**Exercise brief**
Every line of the records must be repeated exactly; pictures stay out.

**Provided information**
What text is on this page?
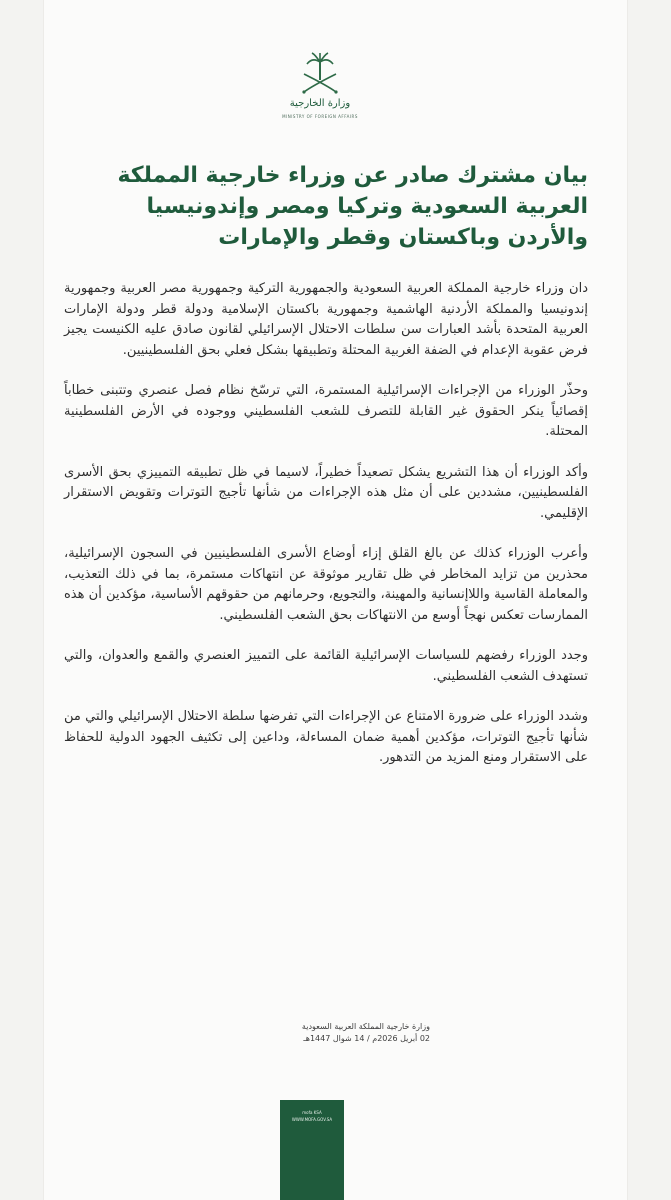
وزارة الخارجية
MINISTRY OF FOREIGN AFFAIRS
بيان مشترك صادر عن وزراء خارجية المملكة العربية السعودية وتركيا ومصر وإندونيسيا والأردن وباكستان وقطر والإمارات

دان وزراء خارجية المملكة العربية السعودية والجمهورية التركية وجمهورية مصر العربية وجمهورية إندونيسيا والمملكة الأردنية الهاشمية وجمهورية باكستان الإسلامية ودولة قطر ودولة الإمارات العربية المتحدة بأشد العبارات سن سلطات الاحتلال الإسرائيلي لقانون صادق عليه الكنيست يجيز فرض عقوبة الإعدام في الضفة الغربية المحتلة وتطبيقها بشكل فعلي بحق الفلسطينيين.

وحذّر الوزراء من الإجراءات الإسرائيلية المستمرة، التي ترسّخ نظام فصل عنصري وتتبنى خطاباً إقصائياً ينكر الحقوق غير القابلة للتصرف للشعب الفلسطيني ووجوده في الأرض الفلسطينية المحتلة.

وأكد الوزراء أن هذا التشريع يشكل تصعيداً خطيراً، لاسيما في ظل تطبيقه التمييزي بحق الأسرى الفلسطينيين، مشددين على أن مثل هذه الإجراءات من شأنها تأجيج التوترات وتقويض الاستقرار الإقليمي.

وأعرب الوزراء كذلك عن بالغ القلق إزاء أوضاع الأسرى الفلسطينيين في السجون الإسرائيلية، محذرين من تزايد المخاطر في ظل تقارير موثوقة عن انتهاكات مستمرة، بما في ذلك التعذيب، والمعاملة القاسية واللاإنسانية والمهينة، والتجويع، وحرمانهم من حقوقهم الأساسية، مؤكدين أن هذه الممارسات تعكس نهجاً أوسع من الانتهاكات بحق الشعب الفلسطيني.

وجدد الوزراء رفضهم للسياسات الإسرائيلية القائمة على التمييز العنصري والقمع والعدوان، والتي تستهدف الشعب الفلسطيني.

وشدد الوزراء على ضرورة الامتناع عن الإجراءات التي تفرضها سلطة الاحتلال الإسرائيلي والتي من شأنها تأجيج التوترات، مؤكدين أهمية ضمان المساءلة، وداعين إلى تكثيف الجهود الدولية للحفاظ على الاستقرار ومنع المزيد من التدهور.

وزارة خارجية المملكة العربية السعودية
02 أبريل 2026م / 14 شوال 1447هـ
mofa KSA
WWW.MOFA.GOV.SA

**Task solution**
What text is on this page?
وزارة الخارجية
MINISTRY OF FOREIGN AFFAIRS
بيان مشترك صادر عن وزراء خارجية المملكة العربية السعودية وتركيا ومصر وإندونيسيا والأردن وباكستان وقطر والإمارات

دان وزراء خارجية المملكة العربية السعودية والجمهورية التركية وجمهورية مصر العربية وجمهورية إندونيسيا والمملكة الأردنية الهاشمية وجمهورية باكستان الإسلامية ودولة قطر ودولة الإمارات العربية المتحدة بأشد العبارات سن سلطات الاحتلال الإسرائيلي لقانون صادق عليه الكنيست يجيز فرض عقوبة الإعدام في الضفة الغربية المحتلة وتطبيقها بشكل فعلي بحق الفلسطينيين.

وحذّر الوزراء من الإجراءات الإسرائيلية المستمرة، التي ترسّخ نظام فصل عنصري وتتبنى خطاباً إقصائياً ينكر الحقوق غير القابلة للتصرف للشعب الفلسطيني ووجوده في الأرض الفلسطينية المحتلة.

وأكد الوزراء أن هذا التشريع يشكل تصعيداً خطيراً، لاسيما في ظل تطبيقه التمييزي بحق الأسرى الفلسطينيين، مشددين على أن مثل هذه الإجراءات من شأنها تأجيج التوترات وتقويض الاستقرار الإقليمي.

وأعرب الوزراء كذلك عن بالغ القلق إزاء أوضاع الأسرى الفلسطينيين في السجون الإسرائيلية، محذرين من تزايد المخاطر في ظل تقارير موثوقة عن انتهاكات مستمرة، بما في ذلك التعذيب، والمعاملة القاسية واللاإنسانية والمهينة، والتجويع، وحرمانهم من حقوقهم الأساسية، مؤكدين أن هذه الممارسات تعكس نهجاً أوسع من الانتهاكات بحق الشعب الفلسطيني.

وجدد الوزراء رفضهم للسياسات الإسرائيلية القائمة على التمييز العنصري والقمع والعدوان، والتي تستهدف الشعب الفلسطيني.

وشدد الوزراء على ضرورة الامتناع عن الإجراءات التي تفرضها سلطة الاحتلال الإسرائيلي والتي من شأنها تأجيج التوترات، مؤكدين أهمية ضمان المساءلة، وداعين إلى تكثيف الجهود الدولية للحفاظ على الاستقرار ومنع المزيد من التدهور.

وزارة خارجية المملكة العربية السعودية
02 أبريل 2026م / 14 شوال 1447هـ
mofa KSA
WWW.MOFA.GOV.SA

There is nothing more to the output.